======== Source extract ========

Fekišovce () is a village and municipality in the Sobrance District in the Košice Region of east Slovakia.

History
In historical records the village was first mentioned in 1391.

Geography
The village lies at an altitude of 121 metres and covers an area of 4.758 km2.
It has a population of about 300 people.

Culture
The village has a public library.

Local Politics
Despite its small population, the village became well known in Slovakia after the inaugural municipal council meeting on 10 December 2018. During the meeting, the local mayor Miloslava Fedorová was very strict to her colleagues and treated them like incompetent children. The council meeting was seen by many third parties as chaotic and absurd; her interactions with her council members were highly antagonistic, with her forcing the council members to sing the national anthem, overriding their unanimous decisions, or refusing to accept their oath of office unless they've recited it standing up.

The YouTube video of the council meeting went viral on the Slovak internet. The story was covered in major Slovak media outlets, and started a discussion about the political culture in the country. The incident spawned a number of jokes and memes. Slovak Lines, a company operating bus transport, even offered a special trip to Fekišovce for the next municipal council meeting. The offer was posted on the company's Facebook page, and encouraged people to sign up for the trip.

======== Study material ========

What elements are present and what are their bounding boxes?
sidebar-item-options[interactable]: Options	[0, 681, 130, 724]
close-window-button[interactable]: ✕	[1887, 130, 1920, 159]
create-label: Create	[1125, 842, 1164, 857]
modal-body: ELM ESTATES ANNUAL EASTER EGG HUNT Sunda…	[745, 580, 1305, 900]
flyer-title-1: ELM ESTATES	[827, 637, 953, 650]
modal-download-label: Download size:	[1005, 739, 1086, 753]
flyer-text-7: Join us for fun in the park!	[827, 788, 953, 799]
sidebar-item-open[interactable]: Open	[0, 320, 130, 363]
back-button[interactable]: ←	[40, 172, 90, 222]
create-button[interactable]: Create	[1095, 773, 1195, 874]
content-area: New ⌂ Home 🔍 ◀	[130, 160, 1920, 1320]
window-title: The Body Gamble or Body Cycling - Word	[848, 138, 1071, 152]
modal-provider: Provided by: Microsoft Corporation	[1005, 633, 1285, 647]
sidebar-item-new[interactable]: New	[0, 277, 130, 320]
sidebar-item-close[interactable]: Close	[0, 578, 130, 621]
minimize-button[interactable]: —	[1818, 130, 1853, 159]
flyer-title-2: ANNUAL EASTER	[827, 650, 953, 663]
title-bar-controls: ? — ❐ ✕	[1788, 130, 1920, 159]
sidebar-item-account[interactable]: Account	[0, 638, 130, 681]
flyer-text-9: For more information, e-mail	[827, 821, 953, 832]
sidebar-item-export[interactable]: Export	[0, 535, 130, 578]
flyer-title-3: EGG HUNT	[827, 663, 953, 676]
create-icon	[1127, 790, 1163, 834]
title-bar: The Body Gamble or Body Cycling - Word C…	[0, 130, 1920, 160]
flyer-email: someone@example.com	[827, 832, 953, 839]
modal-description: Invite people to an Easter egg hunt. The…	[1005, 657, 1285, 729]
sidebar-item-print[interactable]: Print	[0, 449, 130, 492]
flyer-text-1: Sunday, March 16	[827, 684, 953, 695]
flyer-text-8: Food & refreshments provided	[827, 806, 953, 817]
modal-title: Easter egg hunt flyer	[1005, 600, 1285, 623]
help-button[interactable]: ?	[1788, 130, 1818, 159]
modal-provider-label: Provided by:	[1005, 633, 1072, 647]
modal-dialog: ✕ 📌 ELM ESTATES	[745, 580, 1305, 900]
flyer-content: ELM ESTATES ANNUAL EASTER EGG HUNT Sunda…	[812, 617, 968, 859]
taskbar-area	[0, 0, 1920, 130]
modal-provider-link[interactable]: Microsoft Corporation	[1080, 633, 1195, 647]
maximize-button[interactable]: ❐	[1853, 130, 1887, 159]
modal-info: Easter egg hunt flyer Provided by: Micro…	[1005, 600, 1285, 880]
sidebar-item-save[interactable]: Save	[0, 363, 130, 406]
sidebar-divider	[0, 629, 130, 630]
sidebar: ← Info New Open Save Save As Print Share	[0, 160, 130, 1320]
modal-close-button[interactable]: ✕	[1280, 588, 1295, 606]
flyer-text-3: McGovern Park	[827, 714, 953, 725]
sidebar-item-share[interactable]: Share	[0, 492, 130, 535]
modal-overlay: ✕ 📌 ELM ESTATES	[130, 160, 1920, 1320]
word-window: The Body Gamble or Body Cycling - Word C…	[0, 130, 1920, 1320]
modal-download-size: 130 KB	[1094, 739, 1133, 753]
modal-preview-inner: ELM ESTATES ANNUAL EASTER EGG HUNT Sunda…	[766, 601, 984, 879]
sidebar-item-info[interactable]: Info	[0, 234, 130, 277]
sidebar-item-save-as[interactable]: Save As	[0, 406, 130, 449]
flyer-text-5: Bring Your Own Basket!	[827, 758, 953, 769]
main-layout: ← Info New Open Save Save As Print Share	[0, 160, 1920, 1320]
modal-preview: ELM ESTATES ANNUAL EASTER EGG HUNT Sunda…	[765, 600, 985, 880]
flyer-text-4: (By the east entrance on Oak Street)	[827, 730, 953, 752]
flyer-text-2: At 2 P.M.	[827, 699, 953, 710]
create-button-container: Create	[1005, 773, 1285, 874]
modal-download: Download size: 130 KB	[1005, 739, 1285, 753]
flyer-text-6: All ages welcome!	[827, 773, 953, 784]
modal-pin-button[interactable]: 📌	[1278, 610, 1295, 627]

========

Render this sentence from the Fekišovce article in German: "In historical records the village was first mentioned in 1391."

In historischen Aufzeichnungen wurde das Dorf erstmals im Jahr 1391 erwähnt.